### What you will do:
Give only the number of lines in the data that include the string "total".
-- Start Input rows --
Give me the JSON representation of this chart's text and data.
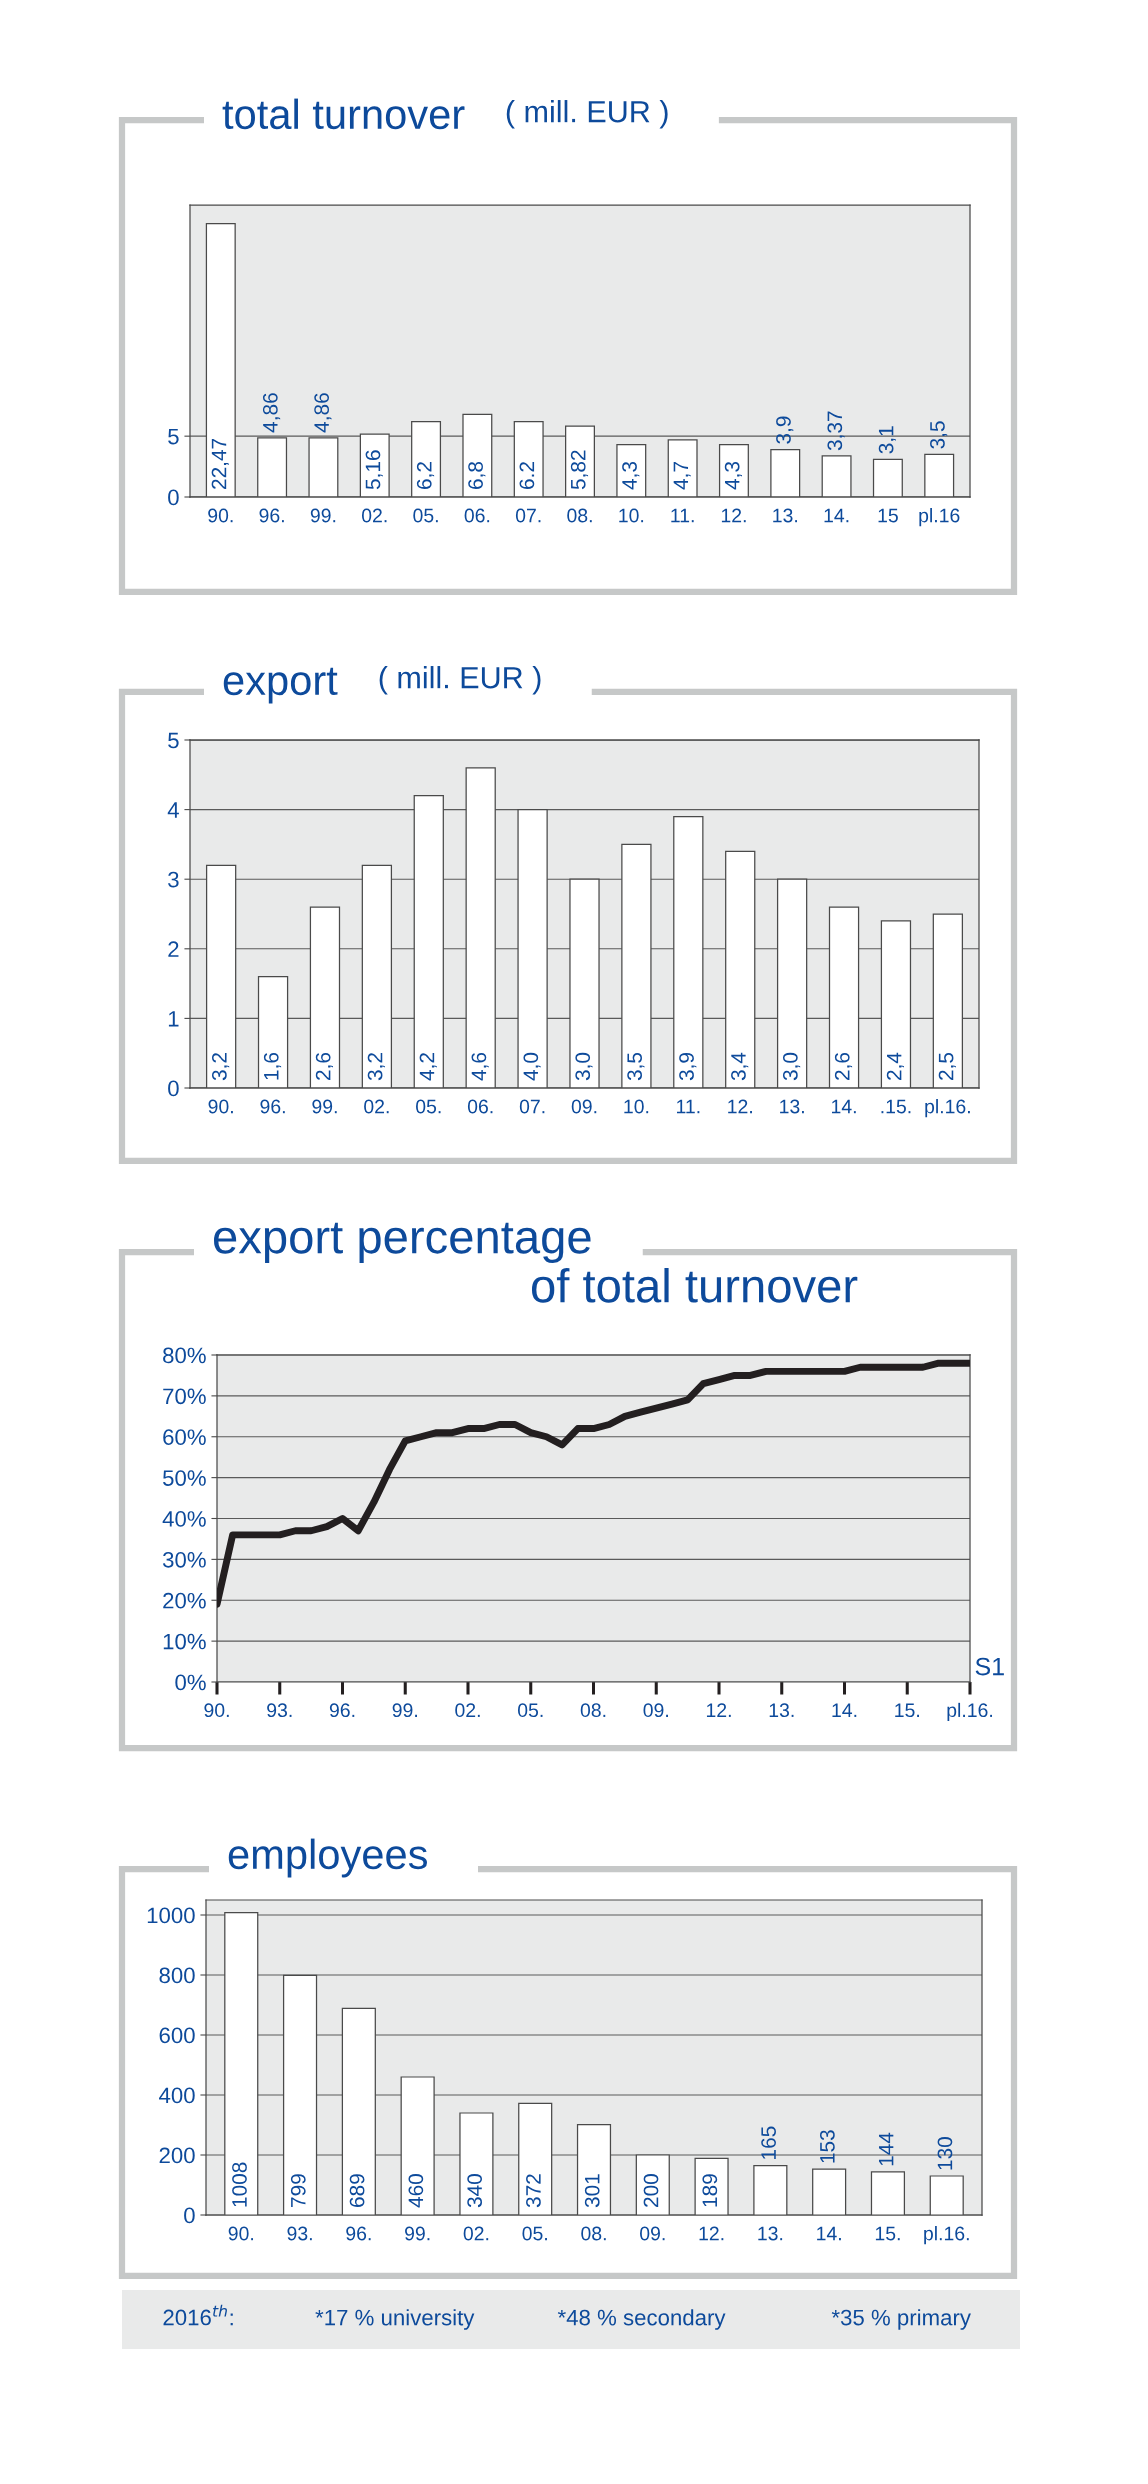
{
  "chart_data": [
    {
      "type": "bar",
      "title": "total turnover",
      "subtitle": "( mill. EUR )",
      "categories": [
        "90.",
        "96.",
        "99.",
        "02.",
        "05.",
        "06.",
        "07.",
        "08.",
        "10.",
        "11.",
        "12.",
        "13.",
        "14.",
        "15",
        "pl.16"
      ],
      "values": [
        22.47,
        4.86,
        4.86,
        5.16,
        6.2,
        6.8,
        6.2,
        5.82,
        4.3,
        4.7,
        4.3,
        3.9,
        3.37,
        3.1,
        3.5
      ],
      "value_labels": [
        "22,47",
        "4,86",
        "4,86",
        "5,16",
        "6,2",
        "6,8",
        "6.2",
        "5,82",
        "4,3",
        "4,7",
        "4,3",
        "3,9",
        "3,37",
        "3,1",
        "3,5"
      ],
      "color": "#ffffff",
      "ylim": [
        0,
        24
      ],
      "yticks": [
        0,
        5
      ],
      "grid": "y"
    },
    {
      "type": "bar",
      "title": "export",
      "subtitle": "( mill. EUR )",
      "categories": [
        "90.",
        "96.",
        "99.",
        "02.",
        "05.",
        "06.",
        "07.",
        "09.",
        "10.",
        "11.",
        "12.",
        "13.",
        "14.",
        ".15.",
        "pl.16."
      ],
      "values": [
        3.2,
        1.6,
        2.6,
        3.2,
        4.2,
        4.6,
        4.0,
        3.0,
        3.5,
        3.9,
        3.4,
        3.0,
        2.6,
        2.4,
        2.5
      ],
      "value_labels": [
        "3,2",
        "1,6",
        "2,6",
        "3,2",
        "4,2",
        "4,6",
        "4,0",
        "3,0",
        "3,5",
        "3,9",
        "3,4",
        "3,0",
        "2,6",
        "2,4",
        "2,5"
      ],
      "color": "#ffffff",
      "ylim": [
        0,
        5
      ],
      "yticks": [
        0,
        1,
        2,
        3,
        4,
        5
      ],
      "grid": "y"
    },
    {
      "type": "line",
      "title": "export percentage",
      "subtitle": "of total turnover",
      "categories": [
        "90.",
        null,
        null,
        null,
        "93.",
        null,
        null,
        null,
        "96.",
        null,
        null,
        null,
        "99.",
        null,
        null,
        null,
        "02.",
        null,
        null,
        null,
        "05.",
        null,
        null,
        null,
        "08.",
        null,
        null,
        null,
        "09.",
        null,
        null,
        null,
        "12.",
        null,
        null,
        null,
        "13.",
        null,
        null,
        null,
        "14.",
        null,
        null,
        null,
        "15.",
        null,
        null,
        null,
        "pl.16."
      ],
      "values": [
        19,
        36,
        36,
        36,
        36,
        37,
        37,
        38,
        40,
        37,
        44,
        52,
        59,
        60,
        61,
        61,
        62,
        62,
        63,
        63,
        61,
        60,
        58,
        62,
        62,
        63,
        65,
        66,
        67,
        68,
        69,
        73,
        74,
        75,
        75,
        76,
        76,
        76,
        76,
        76,
        76,
        77,
        77,
        77,
        77,
        77,
        78,
        78,
        78
      ],
      "color": "#231f20",
      "ylim": [
        0,
        80
      ],
      "yticks": [
        {
          "value": 0,
          "label": "0%"
        },
        {
          "value": 10,
          "label": "10%"
        },
        {
          "value": 20,
          "label": "20%"
        },
        {
          "value": 30,
          "label": "30%"
        },
        {
          "value": 40,
          "label": "40%"
        },
        {
          "value": 50,
          "label": "50%"
        },
        {
          "value": 60,
          "label": "60%"
        },
        {
          "value": 70,
          "label": "70%"
        },
        {
          "value": 80,
          "label": "80%"
        }
      ],
      "grid": "y",
      "annotations": [
        "S1"
      ]
    },
    {
      "type": "bar",
      "title": "employees",
      "categories": [
        "90.",
        "93.",
        "96.",
        "99.",
        "02.",
        "05.",
        "08.",
        "09.",
        "12.",
        "13.",
        "14.",
        "15.",
        "pl.16."
      ],
      "values": [
        1008,
        799,
        689,
        460,
        340,
        372,
        301,
        200,
        189,
        165,
        153,
        144,
        130
      ],
      "data_labels": true,
      "color": "#ffffff",
      "ylim": [
        0,
        1050
      ],
      "yticks": [
        0,
        200,
        400,
        600,
        800,
        1000
      ],
      "grid": "y"
    },
    {
      "type": "other",
      "annotations": [
        "2016$^{th}$:",
        "*17 % university",
        "*48 % secondary",
        "*35 % primary"
      ]
    }
  ]
}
-- End Input rows --
### Task answer:
2